THE PROBLEM: Return the listing below exactly, with the pictures dropped.

━━ RECORDED DATA

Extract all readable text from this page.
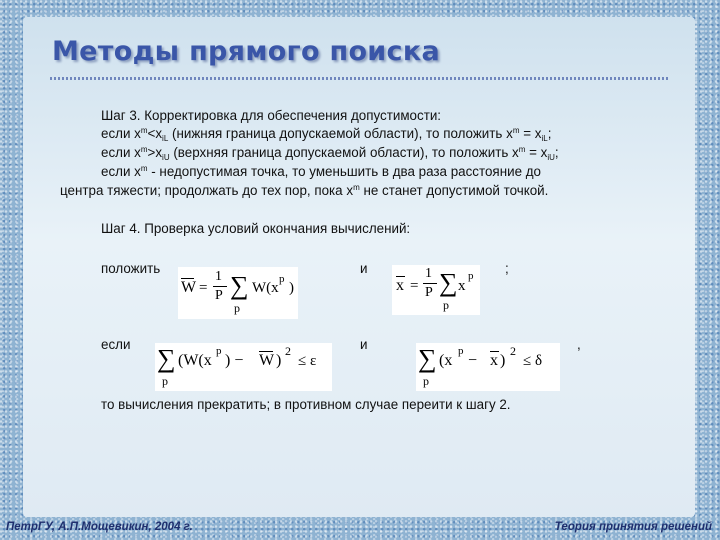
Методы прямого поиска
Шаг 3. Корректировка для обеспечения допустимости:
если $x^m<x_{iL}$ (нижняя граница допускаемой области), то положить $x^m = x_{iL}$;
если $x^m>x_{iU}$ (верхняя граница допускаемой области), то положить $x^m = x_{iU}$;
если $x^m$ - недопустимая точка, то уменьшить в два раза расстояние до
центра тяжести; продолжать до тех пор, пока $x^m$ не станет допустимой точкой.
Шаг 4. Проверка условий окончания вычислений:
положить	и	;
W =
1
P ∑
p
W(x
p
)	x =
1
P ∑
p
x
p
если	и	,
∑
p
(W(x
p
) − W )
2
≤ ε	∑
p
(x
p
− x )
2
≤ δ
то вычисления прекратить; в противном случае переити к шагу 2.
ПетрГУ, А.П.Мощевикин, 2004 г.	Теория принятия решений
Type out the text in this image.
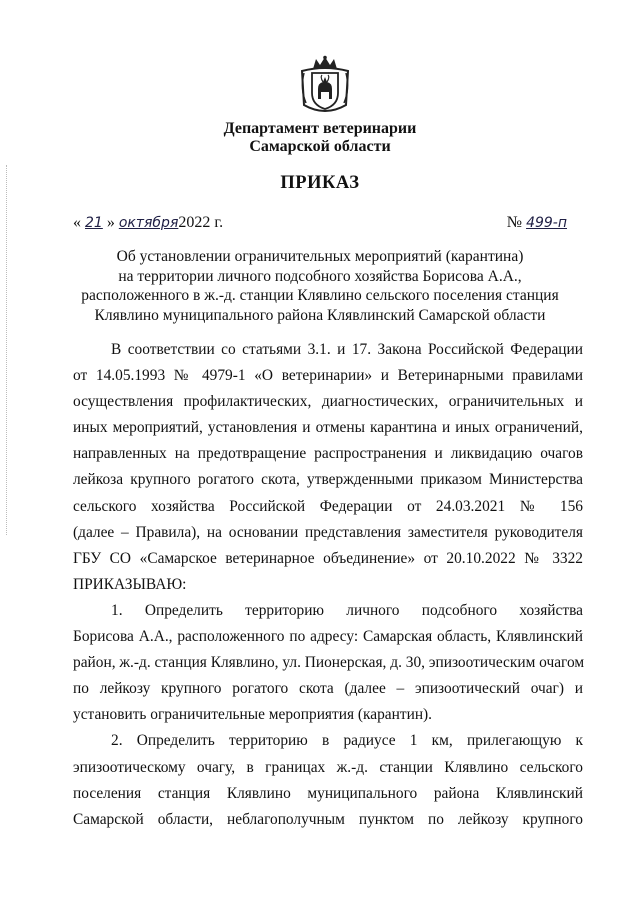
Департамент ветеринарии
Самарской области
ПРИКАЗ
« 21 » октября2022 г.	№ 499-п
Об установлении ограничительных мероприятий (карантина)
на территории личного подсобного хозяйства Борисова А.А.,
расположенного в ж.-д. станции Клявлино сельского поселения станция
Клявлино муниципального района Клявлинский Самарской области
В соответствии со статьями 3.1. и 17. Закона Российской Федерации
от 14.05.1993 № 4979-1 «О ветеринарии» и Ветеринарными правилами
осуществления профилактических, диагностических, ограничительных и
иных мероприятий, установления и отмены карантина и иных ограничений,
направленных на предотвращение распространения и ликвидацию очагов
лейкоза крупного рогатого скота, утвержденными приказом Министерства
сельского хозяйства Российской Федерации от 24.03.2021 № 156
(далее – Правила), на основании представления заместителя руководителя
ГБУ СО «Самарское ветеринарное объединение» от 20.10.2022 № 3322
ПРИКАЗЫВАЮ:
1. Определить территорию личного подсобного хозяйства
Борисова А.А., расположенного по адресу: Самарская область, Клявлинский
район, ж.-д. станция Клявлино, ул. Пионерская, д. 30, эпизоотическим очагом
по лейкозу крупного рогатого скота (далее – эпизоотический очаг) и
установить ограничительные мероприятия (карантин).
2. Определить территорию в радиусе 1 км, прилегающую к
эпизоотическому очагу, в границах ж.-д. станции Клявлино сельского
поселения станция Клявлино муниципального района Клявлинский
Самарской области, неблагополучным пунктом по лейкозу крупного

━━━━

ANSWER TO THE TASK:
Extract all readable text from this page.
Методы прямого поиска
Шаг 3. Корректировка для обеспечения допустимости:
если $x^m<x_{iL}$ (нижняя граница допускаемой области), то положить $x^m = x_{iL}$;
если $x^m>x_{iU}$ (верхняя граница допускаемой области), то положить $x^m = x_{iU}$;
если $x^m$ - недопустимая точка, то уменьшить в два раза расстояние до
центра тяжести; продолжать до тех пор, пока $x^m$ не станет допустимой точкой.
Шаг 4. Проверка условий окончания вычислений:
положить	и	;
W =
1
P ∑
p
W(x
p
)	x =
1
P ∑
p
x
p
если	и	,
∑
p
(W(x
p
) − W )
2
≤ ε	∑
p
(x
p
− x )
2
≤ δ
то вычисления прекратить; в противном случае переити к шагу 2.
ПетрГУ, А.П.Мощевикин, 2004 г.	Теория принятия решений
Type out the text in this image.
Департамент ветеринарии
Самарской области
ПРИКАЗ
« 21 » октября2022 г.	№ 499-п
Об установлении ограничительных мероприятий (карантина)
на территории личного подсобного хозяйства Борисова А.А.,
расположенного в ж.-д. станции Клявлино сельского поселения станция
Клявлино муниципального района Клявлинский Самарской области
В соответствии со статьями 3.1. и 17. Закона Российской Федерации
от 14.05.1993 № 4979-1 «О ветеринарии» и Ветеринарными правилами
осуществления профилактических, диагностических, ограничительных и
иных мероприятий, установления и отмены карантина и иных ограничений,
направленных на предотвращение распространения и ликвидацию очагов
лейкоза крупного рогатого скота, утвержденными приказом Министерства
сельского хозяйства Российской Федерации от 24.03.2021 № 156
(далее – Правила), на основании представления заместителя руководителя
ГБУ СО «Самарское ветеринарное объединение» от 20.10.2022 № 3322
ПРИКАЗЫВАЮ:
1. Определить территорию личного подсобного хозяйства
Борисова А.А., расположенного по адресу: Самарская область, Клявлинский
район, ж.-д. станция Клявлино, ул. Пионерская, д. 30, эпизоотическим очагом
по лейкозу крупного рогатого скота (далее – эпизоотический очаг) и
установить ограничительные мероприятия (карантин).
2. Определить территорию в радиусе 1 км, прилегающую к
эпизоотическому очагу, в границах ж.-д. станции Клявлино сельского
поселения станция Клявлино муниципального района Клявлинский
Самарской области, неблагополучным пунктом по лейкозу крупного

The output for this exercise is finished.